**REQUIRED WORK**
Pick out each line of the records that includes the string "xlabel", and copy it.

**GIVEN DATA**
-------
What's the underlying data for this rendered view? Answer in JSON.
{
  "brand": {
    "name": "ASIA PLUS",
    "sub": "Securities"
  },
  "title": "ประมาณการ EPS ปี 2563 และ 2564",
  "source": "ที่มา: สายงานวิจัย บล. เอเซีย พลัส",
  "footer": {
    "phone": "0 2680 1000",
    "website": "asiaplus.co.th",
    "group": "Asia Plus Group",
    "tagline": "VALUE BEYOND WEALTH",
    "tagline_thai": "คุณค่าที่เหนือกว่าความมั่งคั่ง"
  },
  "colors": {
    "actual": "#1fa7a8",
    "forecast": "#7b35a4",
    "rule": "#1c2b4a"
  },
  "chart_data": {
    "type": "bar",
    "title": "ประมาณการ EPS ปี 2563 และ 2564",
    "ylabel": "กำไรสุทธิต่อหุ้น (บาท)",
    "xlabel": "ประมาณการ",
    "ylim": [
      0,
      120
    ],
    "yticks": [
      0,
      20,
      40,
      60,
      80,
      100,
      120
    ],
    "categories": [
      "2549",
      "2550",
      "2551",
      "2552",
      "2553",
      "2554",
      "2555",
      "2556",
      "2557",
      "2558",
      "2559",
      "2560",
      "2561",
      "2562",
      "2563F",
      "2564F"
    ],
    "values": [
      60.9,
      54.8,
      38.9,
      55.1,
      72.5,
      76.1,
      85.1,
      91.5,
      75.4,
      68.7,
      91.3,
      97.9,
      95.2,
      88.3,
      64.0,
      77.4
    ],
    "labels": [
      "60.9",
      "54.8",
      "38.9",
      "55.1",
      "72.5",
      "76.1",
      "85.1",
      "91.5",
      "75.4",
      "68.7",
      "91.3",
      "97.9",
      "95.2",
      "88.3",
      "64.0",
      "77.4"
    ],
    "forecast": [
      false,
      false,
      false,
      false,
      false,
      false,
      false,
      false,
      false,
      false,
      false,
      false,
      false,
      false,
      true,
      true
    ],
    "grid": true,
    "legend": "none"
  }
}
-------
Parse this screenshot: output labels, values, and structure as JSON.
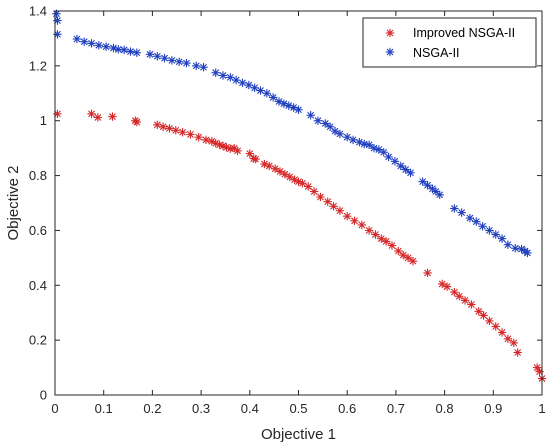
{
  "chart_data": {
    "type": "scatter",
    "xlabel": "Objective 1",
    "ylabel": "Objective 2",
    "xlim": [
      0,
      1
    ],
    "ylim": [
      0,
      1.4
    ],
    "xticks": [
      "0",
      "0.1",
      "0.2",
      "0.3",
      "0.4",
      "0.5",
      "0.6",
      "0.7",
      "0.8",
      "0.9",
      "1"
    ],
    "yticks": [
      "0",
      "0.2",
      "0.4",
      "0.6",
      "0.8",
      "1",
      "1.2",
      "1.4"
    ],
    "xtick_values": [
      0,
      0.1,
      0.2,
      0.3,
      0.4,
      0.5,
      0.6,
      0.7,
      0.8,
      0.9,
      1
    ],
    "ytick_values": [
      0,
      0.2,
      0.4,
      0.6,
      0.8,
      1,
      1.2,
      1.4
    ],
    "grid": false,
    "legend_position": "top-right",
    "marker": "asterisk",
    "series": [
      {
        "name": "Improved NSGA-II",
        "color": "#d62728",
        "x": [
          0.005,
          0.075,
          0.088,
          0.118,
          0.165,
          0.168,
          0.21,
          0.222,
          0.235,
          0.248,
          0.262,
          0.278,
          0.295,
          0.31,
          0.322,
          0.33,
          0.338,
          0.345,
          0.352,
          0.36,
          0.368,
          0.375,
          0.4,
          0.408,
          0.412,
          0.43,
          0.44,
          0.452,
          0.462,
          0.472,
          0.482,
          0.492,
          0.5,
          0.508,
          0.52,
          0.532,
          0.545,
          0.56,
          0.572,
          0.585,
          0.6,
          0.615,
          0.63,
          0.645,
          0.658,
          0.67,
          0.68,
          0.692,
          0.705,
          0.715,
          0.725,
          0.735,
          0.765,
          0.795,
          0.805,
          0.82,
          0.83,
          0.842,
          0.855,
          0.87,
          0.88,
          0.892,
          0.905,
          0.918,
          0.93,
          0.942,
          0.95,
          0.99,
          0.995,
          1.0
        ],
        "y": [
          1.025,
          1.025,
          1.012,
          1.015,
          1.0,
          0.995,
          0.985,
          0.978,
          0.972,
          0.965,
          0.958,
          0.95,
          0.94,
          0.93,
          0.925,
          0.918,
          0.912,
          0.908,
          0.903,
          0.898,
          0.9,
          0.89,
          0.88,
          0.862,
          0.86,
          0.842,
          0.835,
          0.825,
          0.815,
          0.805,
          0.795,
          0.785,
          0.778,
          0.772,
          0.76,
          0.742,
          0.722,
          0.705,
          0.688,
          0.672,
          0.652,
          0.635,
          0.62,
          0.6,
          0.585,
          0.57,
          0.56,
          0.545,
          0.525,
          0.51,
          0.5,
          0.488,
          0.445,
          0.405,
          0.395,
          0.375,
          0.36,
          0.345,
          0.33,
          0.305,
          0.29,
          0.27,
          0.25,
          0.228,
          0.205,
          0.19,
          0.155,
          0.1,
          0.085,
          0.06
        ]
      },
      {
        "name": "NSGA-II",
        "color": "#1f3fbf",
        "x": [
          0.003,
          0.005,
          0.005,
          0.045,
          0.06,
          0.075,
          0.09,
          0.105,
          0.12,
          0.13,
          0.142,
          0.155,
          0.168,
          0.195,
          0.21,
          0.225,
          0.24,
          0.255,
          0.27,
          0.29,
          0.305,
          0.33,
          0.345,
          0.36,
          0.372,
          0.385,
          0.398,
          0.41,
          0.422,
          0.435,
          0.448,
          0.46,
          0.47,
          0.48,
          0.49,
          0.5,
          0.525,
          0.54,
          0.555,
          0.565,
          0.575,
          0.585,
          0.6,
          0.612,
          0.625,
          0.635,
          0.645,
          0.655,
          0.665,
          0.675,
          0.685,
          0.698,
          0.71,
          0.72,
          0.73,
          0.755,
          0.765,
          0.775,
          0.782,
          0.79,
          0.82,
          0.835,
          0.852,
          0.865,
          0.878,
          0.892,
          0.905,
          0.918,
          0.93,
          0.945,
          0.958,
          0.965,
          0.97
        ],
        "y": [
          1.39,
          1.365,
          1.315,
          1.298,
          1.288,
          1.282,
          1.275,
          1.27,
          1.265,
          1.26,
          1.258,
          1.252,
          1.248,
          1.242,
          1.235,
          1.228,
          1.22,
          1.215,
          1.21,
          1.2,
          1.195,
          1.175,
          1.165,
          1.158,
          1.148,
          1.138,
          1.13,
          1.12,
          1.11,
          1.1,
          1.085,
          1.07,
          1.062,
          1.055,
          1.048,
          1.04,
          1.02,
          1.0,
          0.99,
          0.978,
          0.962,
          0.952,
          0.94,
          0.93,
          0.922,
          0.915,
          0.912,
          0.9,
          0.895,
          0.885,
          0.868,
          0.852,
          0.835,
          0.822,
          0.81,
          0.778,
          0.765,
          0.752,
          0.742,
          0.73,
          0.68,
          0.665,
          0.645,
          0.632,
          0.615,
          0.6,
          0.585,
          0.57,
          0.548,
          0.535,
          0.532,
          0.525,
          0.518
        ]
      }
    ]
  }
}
-------
**SOLUTION BELOW**
    "xlabel": "ประมาณการ",
    "xlabel": "Objective 1",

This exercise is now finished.